# Start of Exercise inputs

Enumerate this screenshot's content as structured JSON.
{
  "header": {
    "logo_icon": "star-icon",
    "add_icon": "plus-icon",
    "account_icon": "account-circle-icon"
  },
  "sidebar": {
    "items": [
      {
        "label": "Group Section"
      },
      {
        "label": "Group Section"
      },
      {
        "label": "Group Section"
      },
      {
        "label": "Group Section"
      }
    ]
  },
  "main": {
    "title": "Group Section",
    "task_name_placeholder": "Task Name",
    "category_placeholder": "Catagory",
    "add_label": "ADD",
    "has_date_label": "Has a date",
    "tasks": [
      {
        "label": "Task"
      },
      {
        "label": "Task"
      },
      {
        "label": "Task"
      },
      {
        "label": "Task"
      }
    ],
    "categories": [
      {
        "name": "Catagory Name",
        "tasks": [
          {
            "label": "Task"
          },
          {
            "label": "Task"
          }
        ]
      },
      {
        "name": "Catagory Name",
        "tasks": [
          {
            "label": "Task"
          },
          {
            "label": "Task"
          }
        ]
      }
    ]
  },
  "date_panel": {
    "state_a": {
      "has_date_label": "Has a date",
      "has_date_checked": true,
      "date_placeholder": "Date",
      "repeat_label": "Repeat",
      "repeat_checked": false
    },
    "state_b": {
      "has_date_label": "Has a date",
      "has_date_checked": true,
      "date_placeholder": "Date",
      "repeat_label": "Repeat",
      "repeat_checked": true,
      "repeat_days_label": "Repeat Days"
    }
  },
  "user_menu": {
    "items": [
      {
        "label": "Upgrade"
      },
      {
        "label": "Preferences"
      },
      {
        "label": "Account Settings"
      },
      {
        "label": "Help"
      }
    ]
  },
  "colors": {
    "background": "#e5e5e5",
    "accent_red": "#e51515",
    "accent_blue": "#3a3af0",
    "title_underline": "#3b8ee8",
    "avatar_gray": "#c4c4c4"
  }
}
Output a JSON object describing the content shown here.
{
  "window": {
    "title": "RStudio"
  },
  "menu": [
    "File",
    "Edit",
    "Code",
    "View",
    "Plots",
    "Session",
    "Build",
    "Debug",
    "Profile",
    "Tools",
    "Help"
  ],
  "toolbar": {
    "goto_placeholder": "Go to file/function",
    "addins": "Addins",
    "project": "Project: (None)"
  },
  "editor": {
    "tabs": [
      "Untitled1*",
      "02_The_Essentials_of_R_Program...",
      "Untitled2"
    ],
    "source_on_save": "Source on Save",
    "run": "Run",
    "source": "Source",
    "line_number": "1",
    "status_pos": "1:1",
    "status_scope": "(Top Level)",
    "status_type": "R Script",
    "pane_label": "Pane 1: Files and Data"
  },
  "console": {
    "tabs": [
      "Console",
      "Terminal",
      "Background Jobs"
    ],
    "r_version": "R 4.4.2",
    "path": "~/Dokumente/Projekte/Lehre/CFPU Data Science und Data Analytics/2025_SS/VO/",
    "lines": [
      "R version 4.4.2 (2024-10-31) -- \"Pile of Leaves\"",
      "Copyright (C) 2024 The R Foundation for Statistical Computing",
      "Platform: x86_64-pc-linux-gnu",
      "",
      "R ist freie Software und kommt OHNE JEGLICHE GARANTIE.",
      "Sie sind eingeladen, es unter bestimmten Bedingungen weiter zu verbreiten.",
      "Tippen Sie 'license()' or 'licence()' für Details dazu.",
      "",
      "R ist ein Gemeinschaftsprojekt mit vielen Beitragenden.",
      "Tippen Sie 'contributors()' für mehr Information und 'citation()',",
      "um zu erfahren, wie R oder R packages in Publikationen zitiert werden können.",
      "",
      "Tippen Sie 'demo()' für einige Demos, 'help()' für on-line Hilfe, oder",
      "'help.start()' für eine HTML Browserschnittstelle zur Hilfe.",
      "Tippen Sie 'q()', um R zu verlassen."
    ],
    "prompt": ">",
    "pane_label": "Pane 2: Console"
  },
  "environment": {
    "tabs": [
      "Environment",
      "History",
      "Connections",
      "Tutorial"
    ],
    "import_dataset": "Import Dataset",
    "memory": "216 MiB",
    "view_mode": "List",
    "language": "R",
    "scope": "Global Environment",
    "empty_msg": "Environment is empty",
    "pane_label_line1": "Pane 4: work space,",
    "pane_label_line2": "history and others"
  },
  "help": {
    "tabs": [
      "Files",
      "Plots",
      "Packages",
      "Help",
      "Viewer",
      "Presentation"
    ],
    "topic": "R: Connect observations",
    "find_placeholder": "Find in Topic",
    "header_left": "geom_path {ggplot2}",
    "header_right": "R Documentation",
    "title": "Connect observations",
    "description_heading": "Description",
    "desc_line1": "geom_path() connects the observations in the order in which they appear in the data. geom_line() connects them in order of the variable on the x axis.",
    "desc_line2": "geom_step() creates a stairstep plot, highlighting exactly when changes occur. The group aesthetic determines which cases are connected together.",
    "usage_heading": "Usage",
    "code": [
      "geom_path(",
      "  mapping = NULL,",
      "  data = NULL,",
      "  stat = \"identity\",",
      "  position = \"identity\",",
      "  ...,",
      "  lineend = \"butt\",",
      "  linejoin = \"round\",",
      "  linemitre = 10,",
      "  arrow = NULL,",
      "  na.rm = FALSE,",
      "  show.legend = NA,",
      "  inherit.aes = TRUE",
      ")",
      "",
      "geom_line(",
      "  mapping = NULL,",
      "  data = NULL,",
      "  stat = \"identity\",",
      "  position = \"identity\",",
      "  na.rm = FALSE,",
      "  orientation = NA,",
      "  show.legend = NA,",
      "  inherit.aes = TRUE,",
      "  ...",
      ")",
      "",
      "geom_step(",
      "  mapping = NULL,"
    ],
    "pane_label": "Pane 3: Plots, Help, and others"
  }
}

# End of Exercise inputs

## [Exercise requirements]
Using the listing above, reproduce each line without omission.

## [The completed task]
Enumerate this screenshot's content as structured JSON.
{
  "header": {
    "logo_icon": "star-icon",
    "add_icon": "plus-icon",
    "account_icon": "account-circle-icon"
  },
  "sidebar": {
    "items": [
      {
        "label": "Group Section"
      },
      {
        "label": "Group Section"
      },
      {
        "label": "Group Section"
      },
      {
        "label": "Group Section"
      }
    ]
  },
  "main": {
    "title": "Group Section",
    "task_name_placeholder": "Task Name",
    "category_placeholder": "Catagory",
    "add_label": "ADD",
    "has_date_label": "Has a date",
    "tasks": [
      {
        "label": "Task"
      },
      {
        "label": "Task"
      },
      {
        "label": "Task"
      },
      {
        "label": "Task"
      }
    ],
    "categories": [
      {
        "name": "Catagory Name",
        "tasks": [
          {
            "label": "Task"
          },
          {
            "label": "Task"
          }
        ]
      },
      {
        "name": "Catagory Name",
        "tasks": [
          {
            "label": "Task"
          },
          {
            "label": "Task"
          }
        ]
      }
    ]
  },
  "date_panel": {
    "state_a": {
      "has_date_label": "Has a date",
      "has_date_checked": true,
      "date_placeholder": "Date",
      "repeat_label": "Repeat",
      "repeat_checked": false
    },
    "state_b": {
      "has_date_label": "Has a date",
      "has_date_checked": true,
      "date_placeholder": "Date",
      "repeat_label": "Repeat",
      "repeat_checked": true,
      "repeat_days_label": "Repeat Days"
    }
  },
  "user_menu": {
    "items": [
      {
        "label": "Upgrade"
      },
      {
        "label": "Preferences"
      },
      {
        "label": "Account Settings"
      },
      {
        "label": "Help"
      }
    ]
  },
  "colors": {
    "background": "#e5e5e5",
    "accent_red": "#e51515",
    "accent_blue": "#3a3af0",
    "title_underline": "#3b8ee8",
    "avatar_gray": "#c4c4c4"
  }
}
Output a JSON object describing the content shown here.
{
  "window": {
    "title": "RStudio"
  },
  "menu": [
    "File",
    "Edit",
    "Code",
    "View",
    "Plots",
    "Session",
    "Build",
    "Debug",
    "Profile",
    "Tools",
    "Help"
  ],
  "toolbar": {
    "goto_placeholder": "Go to file/function",
    "addins": "Addins",
    "project": "Project: (None)"
  },
  "editor": {
    "tabs": [
      "Untitled1*",
      "02_The_Essentials_of_R_Program...",
      "Untitled2"
    ],
    "source_on_save": "Source on Save",
    "run": "Run",
    "source": "Source",
    "line_number": "1",
    "status_pos": "1:1",
    "status_scope": "(Top Level)",
    "status_type": "R Script",
    "pane_label": "Pane 1: Files and Data"
  },
  "console": {
    "tabs": [
      "Console",
      "Terminal",
      "Background Jobs"
    ],
    "r_version": "R 4.4.2",
    "path": "~/Dokumente/Projekte/Lehre/CFPU Data Science und Data Analytics/2025_SS/VO/",
    "lines": [
      "R version 4.4.2 (2024-10-31) -- \"Pile of Leaves\"",
      "Copyright (C) 2024 The R Foundation for Statistical Computing",
      "Platform: x86_64-pc-linux-gnu",
      "",
      "R ist freie Software und kommt OHNE JEGLICHE GARANTIE.",
      "Sie sind eingeladen, es unter bestimmten Bedingungen weiter zu verbreiten.",
      "Tippen Sie 'license()' or 'licence()' für Details dazu.",
      "",
      "R ist ein Gemeinschaftsprojekt mit vielen Beitragenden.",
      "Tippen Sie 'contributors()' für mehr Information und 'citation()',",
      "um zu erfahren, wie R oder R packages in Publikationen zitiert werden können.",
      "",
      "Tippen Sie 'demo()' für einige Demos, 'help()' für on-line Hilfe, oder",
      "'help.start()' für eine HTML Browserschnittstelle zur Hilfe.",
      "Tippen Sie 'q()', um R zu verlassen."
    ],
    "prompt": ">",
    "pane_label": "Pane 2: Console"
  },
  "environment": {
    "tabs": [
      "Environment",
      "History",
      "Connections",
      "Tutorial"
    ],
    "import_dataset": "Import Dataset",
    "memory": "216 MiB",
    "view_mode": "List",
    "language": "R",
    "scope": "Global Environment",
    "empty_msg": "Environment is empty",
    "pane_label_line1": "Pane 4: work space,",
    "pane_label_line2": "history and others"
  },
  "help": {
    "tabs": [
      "Files",
      "Plots",
      "Packages",
      "Help",
      "Viewer",
      "Presentation"
    ],
    "topic": "R: Connect observations",
    "find_placeholder": "Find in Topic",
    "header_left": "geom_path {ggplot2}",
    "header_right": "R Documentation",
    "title": "Connect observations",
    "description_heading": "Description",
    "desc_line1": "geom_path() connects the observations in the order in which they appear in the data. geom_line() connects them in order of the variable on the x axis.",
    "desc_line2": "geom_step() creates a stairstep plot, highlighting exactly when changes occur. The group aesthetic determines which cases are connected together.",
    "usage_heading": "Usage",
    "code": [
      "geom_path(",
      "  mapping = NULL,",
      "  data = NULL,",
      "  stat = \"identity\",",
      "  position = \"identity\",",
      "  ...,",
      "  lineend = \"butt\",",
      "  linejoin = \"round\",",
      "  linemitre = 10,",
      "  arrow = NULL,",
      "  na.rm = FALSE,",
      "  show.legend = NA,",
      "  inherit.aes = TRUE",
      ")",
      "",
      "geom_line(",
      "  mapping = NULL,",
      "  data = NULL,",
      "  stat = \"identity\",",
      "  position = \"identity\",",
      "  na.rm = FALSE,",
      "  orientation = NA,",
      "  show.legend = NA,",
      "  inherit.aes = TRUE,",
      "  ...",
      ")",
      "",
      "geom_step(",
      "  mapping = NULL,"
    ],
    "pane_label": "Pane 3: Plots, Help, and others"
  }
}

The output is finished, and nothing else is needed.